◆ Short exercise ◆
Output all the material that follows, exactly as given.

◆ Source data ◆
┄┄┄┄┄┄┄┄┄┄┄┄┄┄┄┄┄┄┄┄

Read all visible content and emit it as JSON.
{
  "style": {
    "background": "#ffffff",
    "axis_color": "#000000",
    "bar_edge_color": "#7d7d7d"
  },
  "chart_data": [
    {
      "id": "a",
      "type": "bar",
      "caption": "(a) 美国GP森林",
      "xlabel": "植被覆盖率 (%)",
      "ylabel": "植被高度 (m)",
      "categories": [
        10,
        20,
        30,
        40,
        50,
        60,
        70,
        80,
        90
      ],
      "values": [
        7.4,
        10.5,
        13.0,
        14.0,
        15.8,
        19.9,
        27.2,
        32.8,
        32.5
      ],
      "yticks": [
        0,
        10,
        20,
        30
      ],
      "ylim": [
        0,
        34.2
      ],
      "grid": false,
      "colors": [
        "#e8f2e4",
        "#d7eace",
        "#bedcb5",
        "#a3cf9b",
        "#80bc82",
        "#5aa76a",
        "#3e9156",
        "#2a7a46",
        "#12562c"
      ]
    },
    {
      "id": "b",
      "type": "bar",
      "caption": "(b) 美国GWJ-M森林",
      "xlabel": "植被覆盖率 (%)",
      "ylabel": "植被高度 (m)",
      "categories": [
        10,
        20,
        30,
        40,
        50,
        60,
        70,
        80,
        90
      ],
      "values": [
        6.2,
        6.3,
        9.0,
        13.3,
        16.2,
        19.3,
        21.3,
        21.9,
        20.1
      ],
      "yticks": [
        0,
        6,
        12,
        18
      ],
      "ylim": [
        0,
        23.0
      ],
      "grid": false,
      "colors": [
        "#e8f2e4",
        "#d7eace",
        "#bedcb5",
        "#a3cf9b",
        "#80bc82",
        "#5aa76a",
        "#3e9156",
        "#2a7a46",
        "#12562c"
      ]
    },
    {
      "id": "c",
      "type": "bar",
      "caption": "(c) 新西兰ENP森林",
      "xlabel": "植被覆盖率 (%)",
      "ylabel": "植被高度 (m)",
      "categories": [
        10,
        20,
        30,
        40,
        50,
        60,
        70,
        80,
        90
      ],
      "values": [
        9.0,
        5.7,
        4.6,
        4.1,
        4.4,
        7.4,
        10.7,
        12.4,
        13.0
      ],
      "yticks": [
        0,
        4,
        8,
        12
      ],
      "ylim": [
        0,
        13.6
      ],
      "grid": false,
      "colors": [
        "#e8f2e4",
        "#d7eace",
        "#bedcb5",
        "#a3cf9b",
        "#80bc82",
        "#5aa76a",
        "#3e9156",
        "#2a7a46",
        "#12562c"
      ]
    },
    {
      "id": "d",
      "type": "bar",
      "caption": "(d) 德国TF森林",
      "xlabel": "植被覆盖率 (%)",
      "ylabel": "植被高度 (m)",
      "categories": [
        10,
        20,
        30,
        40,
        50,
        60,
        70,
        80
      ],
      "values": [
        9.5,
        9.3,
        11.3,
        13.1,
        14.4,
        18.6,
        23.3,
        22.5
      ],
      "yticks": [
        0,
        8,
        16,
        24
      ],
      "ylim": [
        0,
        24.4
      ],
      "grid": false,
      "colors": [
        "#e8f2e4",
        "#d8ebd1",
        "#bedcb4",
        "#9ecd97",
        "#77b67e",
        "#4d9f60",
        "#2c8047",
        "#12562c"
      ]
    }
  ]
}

┄┄┄┄┄┄┄┄┄┄┄┄┄┄┄┄┄┄┄┄

◆ Task solution ◆
Read all visible content and emit it as JSON.
{
  "style": {
    "background": "#ffffff",
    "axis_color": "#000000",
    "bar_edge_color": "#7d7d7d"
  },
  "chart_data": [
    {
      "id": "a",
      "type": "bar",
      "caption": "(a) 美国GP森林",
      "xlabel": "植被覆盖率 (%)",
      "ylabel": "植被高度 (m)",
      "categories": [
        10,
        20,
        30,
        40,
        50,
        60,
        70,
        80,
        90
      ],
      "values": [
        7.4,
        10.5,
        13.0,
        14.0,
        15.8,
        19.9,
        27.2,
        32.8,
        32.5
      ],
      "yticks": [
        0,
        10,
        20,
        30
      ],
      "ylim": [
        0,
        34.2
      ],
      "grid": false,
      "colors": [
        "#e8f2e4",
        "#d7eace",
        "#bedcb5",
        "#a3cf9b",
        "#80bc82",
        "#5aa76a",
        "#3e9156",
        "#2a7a46",
        "#12562c"
      ]
    },
    {
      "id": "b",
      "type": "bar",
      "caption": "(b) 美国GWJ-M森林",
      "xlabel": "植被覆盖率 (%)",
      "ylabel": "植被高度 (m)",
      "categories": [
        10,
        20,
        30,
        40,
        50,
        60,
        70,
        80,
        90
      ],
      "values": [
        6.2,
        6.3,
        9.0,
        13.3,
        16.2,
        19.3,
        21.3,
        21.9,
        20.1
      ],
      "yticks": [
        0,
        6,
        12,
        18
      ],
      "ylim": [
        0,
        23.0
      ],
      "grid": false,
      "colors": [
        "#e8f2e4",
        "#d7eace",
        "#bedcb5",
        "#a3cf9b",
        "#80bc82",
        "#5aa76a",
        "#3e9156",
        "#2a7a46",
        "#12562c"
      ]
    },
    {
      "id": "c",
      "type": "bar",
      "caption": "(c) 新西兰ENP森林",
      "xlabel": "植被覆盖率 (%)",
      "ylabel": "植被高度 (m)",
      "categories": [
        10,
        20,
        30,
        40,
        50,
        60,
        70,
        80,
        90
      ],
      "values": [
        9.0,
        5.7,
        4.6,
        4.1,
        4.4,
        7.4,
        10.7,
        12.4,
        13.0
      ],
      "yticks": [
        0,
        4,
        8,
        12
      ],
      "ylim": [
        0,
        13.6
      ],
      "grid": false,
      "colors": [
        "#e8f2e4",
        "#d7eace",
        "#bedcb5",
        "#a3cf9b",
        "#80bc82",
        "#5aa76a",
        "#3e9156",
        "#2a7a46",
        "#12562c"
      ]
    },
    {
      "id": "d",
      "type": "bar",
      "caption": "(d) 德国TF森林",
      "xlabel": "植被覆盖率 (%)",
      "ylabel": "植被高度 (m)",
      "categories": [
        10,
        20,
        30,
        40,
        50,
        60,
        70,
        80
      ],
      "values": [
        9.5,
        9.3,
        11.3,
        13.1,
        14.4,
        18.6,
        23.3,
        22.5
      ],
      "yticks": [
        0,
        8,
        16,
        24
      ],
      "ylim": [
        0,
        24.4
      ],
      "grid": false,
      "colors": [
        "#e8f2e4",
        "#d8ebd1",
        "#bedcb4",
        "#9ecd97",
        "#77b67e",
        "#4d9f60",
        "#2c8047",
        "#12562c"
      ]
    }
  ]
}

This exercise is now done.